» Material provided
========================

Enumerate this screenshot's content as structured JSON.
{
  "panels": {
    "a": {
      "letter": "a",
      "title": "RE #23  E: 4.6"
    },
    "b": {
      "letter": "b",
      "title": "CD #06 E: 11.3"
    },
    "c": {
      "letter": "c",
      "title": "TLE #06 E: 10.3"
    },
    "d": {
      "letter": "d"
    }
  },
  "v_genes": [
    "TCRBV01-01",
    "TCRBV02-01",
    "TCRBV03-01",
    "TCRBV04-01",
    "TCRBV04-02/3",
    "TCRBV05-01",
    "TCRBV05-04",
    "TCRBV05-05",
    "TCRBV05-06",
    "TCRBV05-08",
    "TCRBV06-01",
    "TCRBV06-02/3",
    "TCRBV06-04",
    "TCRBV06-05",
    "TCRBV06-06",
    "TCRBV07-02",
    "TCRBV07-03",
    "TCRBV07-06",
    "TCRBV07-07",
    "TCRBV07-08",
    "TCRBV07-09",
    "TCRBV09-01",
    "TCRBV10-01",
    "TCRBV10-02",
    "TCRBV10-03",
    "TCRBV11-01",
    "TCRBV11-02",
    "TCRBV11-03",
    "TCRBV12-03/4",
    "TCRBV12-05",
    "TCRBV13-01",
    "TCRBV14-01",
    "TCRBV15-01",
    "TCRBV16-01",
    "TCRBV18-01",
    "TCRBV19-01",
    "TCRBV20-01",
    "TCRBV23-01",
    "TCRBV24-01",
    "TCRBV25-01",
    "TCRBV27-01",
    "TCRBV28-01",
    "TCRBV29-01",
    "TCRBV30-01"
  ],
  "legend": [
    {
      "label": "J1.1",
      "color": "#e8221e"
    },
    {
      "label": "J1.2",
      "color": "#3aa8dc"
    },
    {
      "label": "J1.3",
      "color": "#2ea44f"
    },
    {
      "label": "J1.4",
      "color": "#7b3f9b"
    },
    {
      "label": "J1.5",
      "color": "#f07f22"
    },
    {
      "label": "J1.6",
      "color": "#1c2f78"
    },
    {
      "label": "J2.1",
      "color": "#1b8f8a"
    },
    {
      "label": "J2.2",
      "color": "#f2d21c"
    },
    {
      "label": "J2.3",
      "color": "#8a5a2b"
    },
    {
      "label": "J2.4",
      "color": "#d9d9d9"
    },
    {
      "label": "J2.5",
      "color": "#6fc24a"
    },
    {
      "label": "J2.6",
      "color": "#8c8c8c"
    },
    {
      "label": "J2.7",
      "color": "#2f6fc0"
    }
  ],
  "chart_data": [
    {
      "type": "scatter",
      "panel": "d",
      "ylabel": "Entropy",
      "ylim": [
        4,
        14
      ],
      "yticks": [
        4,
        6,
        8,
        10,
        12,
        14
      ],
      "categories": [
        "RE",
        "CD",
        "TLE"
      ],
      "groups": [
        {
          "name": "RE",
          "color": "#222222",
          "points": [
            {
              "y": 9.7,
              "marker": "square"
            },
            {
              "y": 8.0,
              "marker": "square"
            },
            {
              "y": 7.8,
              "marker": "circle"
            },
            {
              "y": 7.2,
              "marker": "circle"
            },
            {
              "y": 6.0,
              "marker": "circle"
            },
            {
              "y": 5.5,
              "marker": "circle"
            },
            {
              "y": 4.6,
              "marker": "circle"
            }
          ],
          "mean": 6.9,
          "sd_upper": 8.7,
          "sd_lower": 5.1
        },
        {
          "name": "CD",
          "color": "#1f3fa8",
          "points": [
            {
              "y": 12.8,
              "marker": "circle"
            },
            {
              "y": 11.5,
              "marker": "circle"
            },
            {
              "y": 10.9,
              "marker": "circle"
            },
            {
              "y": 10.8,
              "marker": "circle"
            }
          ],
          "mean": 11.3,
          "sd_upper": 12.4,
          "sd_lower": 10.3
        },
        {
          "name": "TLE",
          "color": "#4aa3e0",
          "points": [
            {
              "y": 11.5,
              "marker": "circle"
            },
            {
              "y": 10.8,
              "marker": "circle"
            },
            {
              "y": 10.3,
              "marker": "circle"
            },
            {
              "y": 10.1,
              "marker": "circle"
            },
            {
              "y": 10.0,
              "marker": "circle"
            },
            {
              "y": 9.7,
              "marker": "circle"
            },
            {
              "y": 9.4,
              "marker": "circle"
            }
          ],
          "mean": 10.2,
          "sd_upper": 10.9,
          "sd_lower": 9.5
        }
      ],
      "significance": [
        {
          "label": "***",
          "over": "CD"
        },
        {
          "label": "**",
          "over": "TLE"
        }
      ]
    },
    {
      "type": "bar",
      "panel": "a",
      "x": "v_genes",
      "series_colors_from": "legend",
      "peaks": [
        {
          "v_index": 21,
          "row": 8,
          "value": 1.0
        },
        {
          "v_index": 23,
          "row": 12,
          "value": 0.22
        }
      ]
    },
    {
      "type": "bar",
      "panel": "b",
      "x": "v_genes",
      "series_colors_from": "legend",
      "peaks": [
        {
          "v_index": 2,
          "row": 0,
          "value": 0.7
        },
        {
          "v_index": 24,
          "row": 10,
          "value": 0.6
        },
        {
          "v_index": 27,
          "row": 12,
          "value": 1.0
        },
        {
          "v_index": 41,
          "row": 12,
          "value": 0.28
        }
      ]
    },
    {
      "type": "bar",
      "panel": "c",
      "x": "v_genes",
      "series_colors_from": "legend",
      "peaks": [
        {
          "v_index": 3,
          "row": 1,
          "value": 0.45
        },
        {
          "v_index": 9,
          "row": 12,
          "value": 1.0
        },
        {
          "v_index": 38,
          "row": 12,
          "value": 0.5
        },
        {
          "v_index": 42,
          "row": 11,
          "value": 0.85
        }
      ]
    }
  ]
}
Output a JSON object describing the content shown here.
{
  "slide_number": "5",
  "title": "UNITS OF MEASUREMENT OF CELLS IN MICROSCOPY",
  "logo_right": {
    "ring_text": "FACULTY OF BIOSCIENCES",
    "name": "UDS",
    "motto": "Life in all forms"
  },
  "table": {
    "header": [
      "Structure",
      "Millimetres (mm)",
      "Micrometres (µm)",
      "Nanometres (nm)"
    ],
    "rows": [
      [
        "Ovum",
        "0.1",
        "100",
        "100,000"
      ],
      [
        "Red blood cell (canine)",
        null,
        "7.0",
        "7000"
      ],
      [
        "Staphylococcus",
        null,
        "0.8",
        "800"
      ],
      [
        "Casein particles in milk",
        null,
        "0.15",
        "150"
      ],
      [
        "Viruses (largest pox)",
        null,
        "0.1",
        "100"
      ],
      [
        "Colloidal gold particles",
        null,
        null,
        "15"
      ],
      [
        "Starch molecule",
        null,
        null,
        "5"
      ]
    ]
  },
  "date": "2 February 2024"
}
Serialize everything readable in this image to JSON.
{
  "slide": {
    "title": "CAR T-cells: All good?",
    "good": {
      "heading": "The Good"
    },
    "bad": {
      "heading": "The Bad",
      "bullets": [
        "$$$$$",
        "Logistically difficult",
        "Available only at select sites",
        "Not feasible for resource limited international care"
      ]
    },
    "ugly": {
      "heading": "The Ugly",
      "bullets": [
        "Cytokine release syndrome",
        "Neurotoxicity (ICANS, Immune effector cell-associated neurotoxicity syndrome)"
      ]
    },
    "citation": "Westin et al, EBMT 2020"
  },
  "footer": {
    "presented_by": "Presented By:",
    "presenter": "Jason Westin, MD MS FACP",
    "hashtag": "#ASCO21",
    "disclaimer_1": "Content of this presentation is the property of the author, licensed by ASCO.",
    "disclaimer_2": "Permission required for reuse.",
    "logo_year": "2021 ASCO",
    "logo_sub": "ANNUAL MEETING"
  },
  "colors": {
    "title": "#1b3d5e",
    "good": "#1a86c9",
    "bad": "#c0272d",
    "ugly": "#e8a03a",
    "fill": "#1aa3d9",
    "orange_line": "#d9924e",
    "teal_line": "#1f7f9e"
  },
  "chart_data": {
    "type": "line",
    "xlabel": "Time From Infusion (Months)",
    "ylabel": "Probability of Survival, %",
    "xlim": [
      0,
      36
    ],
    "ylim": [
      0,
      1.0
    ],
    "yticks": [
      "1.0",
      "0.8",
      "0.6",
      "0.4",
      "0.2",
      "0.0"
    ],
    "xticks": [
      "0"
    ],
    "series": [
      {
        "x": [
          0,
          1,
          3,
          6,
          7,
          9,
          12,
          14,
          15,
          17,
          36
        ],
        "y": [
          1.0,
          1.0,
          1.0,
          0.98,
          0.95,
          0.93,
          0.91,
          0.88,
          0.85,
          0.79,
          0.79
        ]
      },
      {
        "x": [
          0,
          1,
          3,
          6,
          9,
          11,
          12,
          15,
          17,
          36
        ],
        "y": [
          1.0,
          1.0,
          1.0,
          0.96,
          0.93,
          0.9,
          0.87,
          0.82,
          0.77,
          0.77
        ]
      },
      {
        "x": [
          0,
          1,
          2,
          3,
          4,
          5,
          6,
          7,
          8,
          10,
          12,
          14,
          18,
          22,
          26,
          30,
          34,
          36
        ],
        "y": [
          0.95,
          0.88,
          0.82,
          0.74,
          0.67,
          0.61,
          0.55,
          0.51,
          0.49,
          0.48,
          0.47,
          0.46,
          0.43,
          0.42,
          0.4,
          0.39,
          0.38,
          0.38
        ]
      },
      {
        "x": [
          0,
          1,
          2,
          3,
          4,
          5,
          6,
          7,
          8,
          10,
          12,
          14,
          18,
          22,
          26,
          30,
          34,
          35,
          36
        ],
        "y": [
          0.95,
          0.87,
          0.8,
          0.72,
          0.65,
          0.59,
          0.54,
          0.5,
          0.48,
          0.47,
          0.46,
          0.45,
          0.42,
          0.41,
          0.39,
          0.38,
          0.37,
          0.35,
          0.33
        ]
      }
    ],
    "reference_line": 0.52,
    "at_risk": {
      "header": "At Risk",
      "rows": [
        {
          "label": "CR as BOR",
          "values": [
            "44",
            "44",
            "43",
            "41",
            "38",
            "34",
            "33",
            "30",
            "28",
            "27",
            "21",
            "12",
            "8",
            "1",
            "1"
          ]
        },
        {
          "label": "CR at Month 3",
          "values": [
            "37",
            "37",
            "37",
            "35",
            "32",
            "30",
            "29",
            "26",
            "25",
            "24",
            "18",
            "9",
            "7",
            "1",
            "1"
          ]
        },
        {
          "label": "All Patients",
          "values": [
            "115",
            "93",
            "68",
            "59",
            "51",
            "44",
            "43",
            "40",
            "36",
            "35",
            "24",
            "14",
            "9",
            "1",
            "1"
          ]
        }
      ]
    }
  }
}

========================

» Task to carry out
The answer must consist of every line from the entries above that contains "JSON".

» Response box
Enumerate this screenshot's content as structured JSON.
Output a JSON object describing the content shown here.
Serialize everything readable in this image to JSON.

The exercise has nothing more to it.